SET EXERCISE -
All records must be quoted exactly. Omit the pictures.

DATA EXTRACT -
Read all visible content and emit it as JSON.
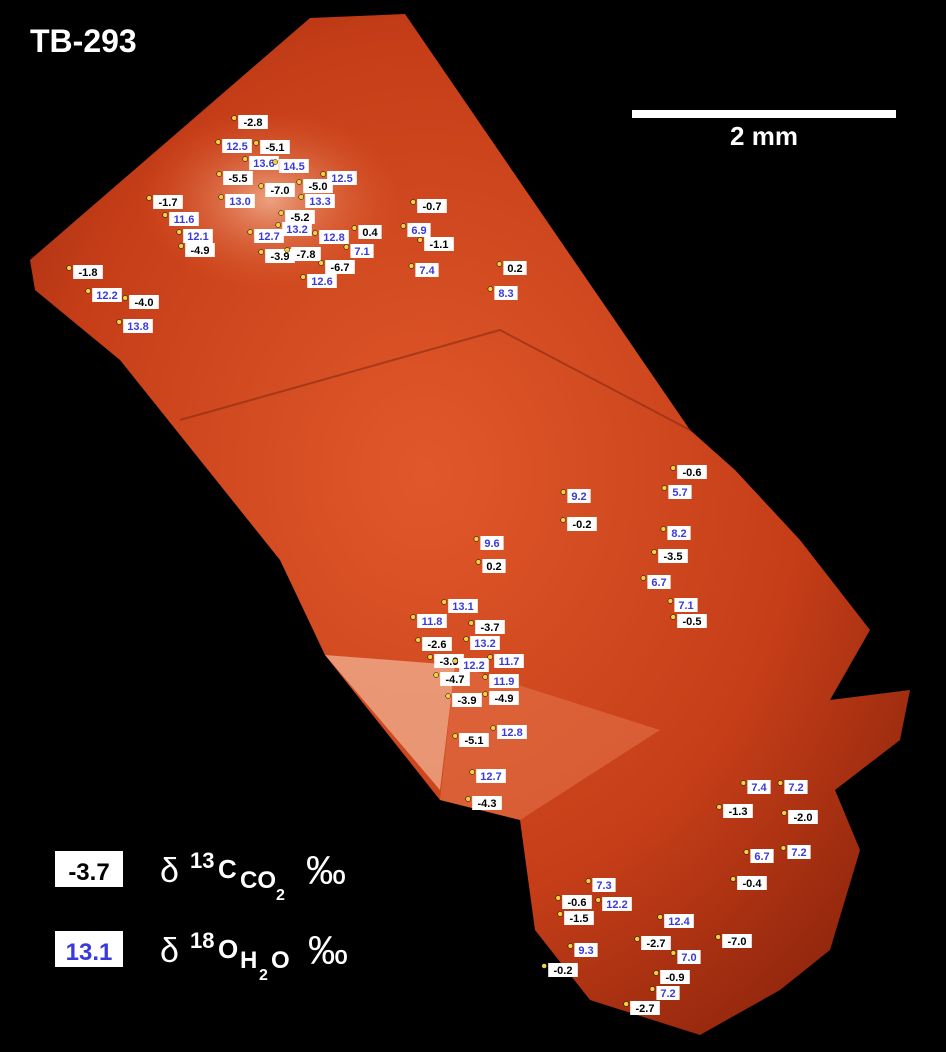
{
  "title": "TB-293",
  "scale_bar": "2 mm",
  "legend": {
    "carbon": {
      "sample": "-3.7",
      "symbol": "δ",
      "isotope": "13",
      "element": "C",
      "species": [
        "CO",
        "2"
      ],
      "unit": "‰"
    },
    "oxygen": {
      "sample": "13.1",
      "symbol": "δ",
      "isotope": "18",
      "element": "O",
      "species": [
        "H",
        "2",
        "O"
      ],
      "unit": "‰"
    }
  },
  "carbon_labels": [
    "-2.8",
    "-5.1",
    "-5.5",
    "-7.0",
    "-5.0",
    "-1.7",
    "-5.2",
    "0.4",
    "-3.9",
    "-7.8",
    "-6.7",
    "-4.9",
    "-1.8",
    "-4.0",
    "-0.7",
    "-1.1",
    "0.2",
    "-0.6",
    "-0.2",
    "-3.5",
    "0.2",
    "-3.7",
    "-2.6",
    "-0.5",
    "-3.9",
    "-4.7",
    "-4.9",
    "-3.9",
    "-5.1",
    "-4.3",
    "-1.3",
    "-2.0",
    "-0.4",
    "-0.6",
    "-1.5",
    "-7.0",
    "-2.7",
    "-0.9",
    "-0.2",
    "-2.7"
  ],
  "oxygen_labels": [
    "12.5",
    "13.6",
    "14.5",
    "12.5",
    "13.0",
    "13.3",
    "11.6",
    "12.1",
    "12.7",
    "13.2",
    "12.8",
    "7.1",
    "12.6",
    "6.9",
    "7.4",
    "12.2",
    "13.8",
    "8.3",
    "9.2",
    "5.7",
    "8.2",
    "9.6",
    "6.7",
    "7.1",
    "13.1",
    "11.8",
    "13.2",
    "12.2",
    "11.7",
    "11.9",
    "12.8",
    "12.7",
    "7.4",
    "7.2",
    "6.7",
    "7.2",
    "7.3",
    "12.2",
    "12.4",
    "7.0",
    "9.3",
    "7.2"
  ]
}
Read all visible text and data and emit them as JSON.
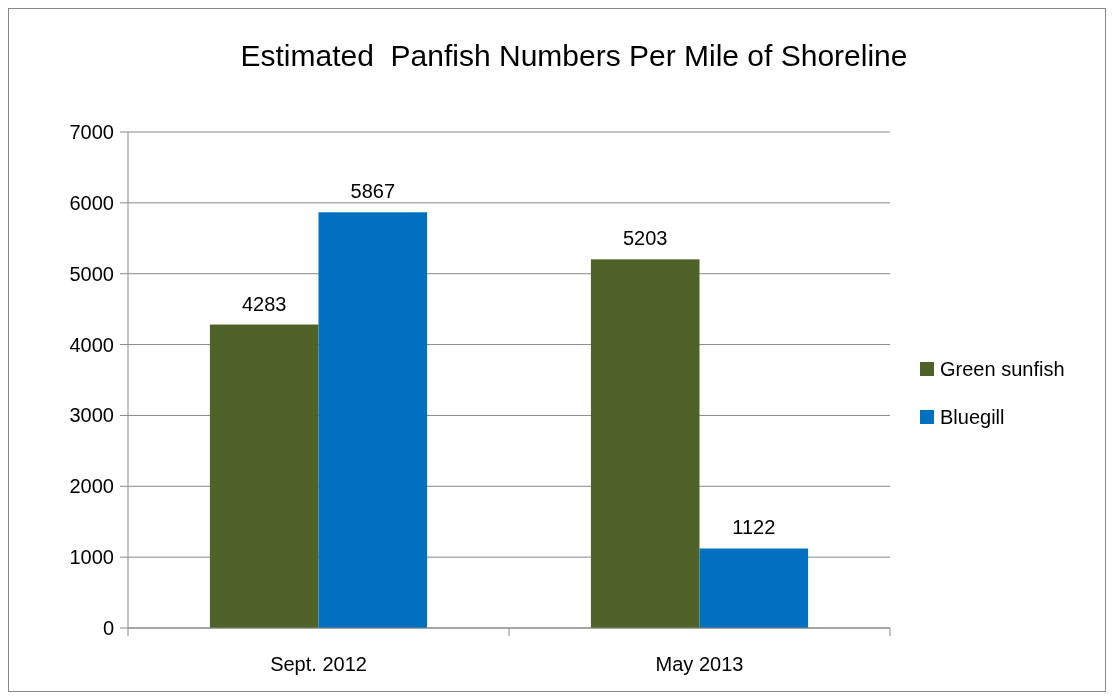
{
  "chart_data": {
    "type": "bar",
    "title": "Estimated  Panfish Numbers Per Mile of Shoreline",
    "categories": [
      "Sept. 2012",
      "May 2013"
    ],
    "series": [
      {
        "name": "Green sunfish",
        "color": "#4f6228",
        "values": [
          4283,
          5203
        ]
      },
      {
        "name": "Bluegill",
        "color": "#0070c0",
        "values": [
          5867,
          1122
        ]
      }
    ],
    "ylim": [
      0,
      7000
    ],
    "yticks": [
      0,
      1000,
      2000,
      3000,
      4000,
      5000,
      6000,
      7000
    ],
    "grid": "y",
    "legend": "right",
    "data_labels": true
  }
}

WRITTEN ANSWER -
Read all visible content and emit it as JSON.
{
  "title": "TB-293",
  "scale_bar": "2 mm",
  "legend": {
    "carbon": {
      "sample": "-3.7",
      "symbol": "δ",
      "isotope": "13",
      "element": "C",
      "species": [
        "CO",
        "2"
      ],
      "unit": "‰"
    },
    "oxygen": {
      "sample": "13.1",
      "symbol": "δ",
      "isotope": "18",
      "element": "O",
      "species": [
        "H",
        "2",
        "O"
      ],
      "unit": "‰"
    }
  },
  "carbon_labels": [
    "-2.8",
    "-5.1",
    "-5.5",
    "-7.0",
    "-5.0",
    "-1.7",
    "-5.2",
    "0.4",
    "-3.9",
    "-7.8",
    "-6.7",
    "-4.9",
    "-1.8",
    "-4.0",
    "-0.7",
    "-1.1",
    "0.2",
    "-0.6",
    "-0.2",
    "-3.5",
    "0.2",
    "-3.7",
    "-2.6",
    "-0.5",
    "-3.9",
    "-4.7",
    "-4.9",
    "-3.9",
    "-5.1",
    "-4.3",
    "-1.3",
    "-2.0",
    "-0.4",
    "-0.6",
    "-1.5",
    "-7.0",
    "-2.7",
    "-0.9",
    "-0.2",
    "-2.7"
  ],
  "oxygen_labels": [
    "12.5",
    "13.6",
    "14.5",
    "12.5",
    "13.0",
    "13.3",
    "11.6",
    "12.1",
    "12.7",
    "13.2",
    "12.8",
    "7.1",
    "12.6",
    "6.9",
    "7.4",
    "12.2",
    "13.8",
    "8.3",
    "9.2",
    "5.7",
    "8.2",
    "9.6",
    "6.7",
    "7.1",
    "13.1",
    "11.8",
    "13.2",
    "12.2",
    "11.7",
    "11.9",
    "12.8",
    "12.7",
    "7.4",
    "7.2",
    "6.7",
    "7.2",
    "7.3",
    "12.2",
    "12.4",
    "7.0",
    "9.3",
    "7.2"
  ]
}
Read all visible text and data and emit them as JSON.
{
  "chart_data": {
    "type": "bar",
    "title": "Estimated  Panfish Numbers Per Mile of Shoreline",
    "categories": [
      "Sept. 2012",
      "May 2013"
    ],
    "series": [
      {
        "name": "Green sunfish",
        "color": "#4f6228",
        "values": [
          4283,
          5203
        ]
      },
      {
        "name": "Bluegill",
        "color": "#0070c0",
        "values": [
          5867,
          1122
        ]
      }
    ],
    "ylim": [
      0,
      7000
    ],
    "yticks": [
      0,
      1000,
      2000,
      3000,
      4000,
      5000,
      6000,
      7000
    ],
    "grid": "y",
    "legend": "right",
    "data_labels": true
  }
}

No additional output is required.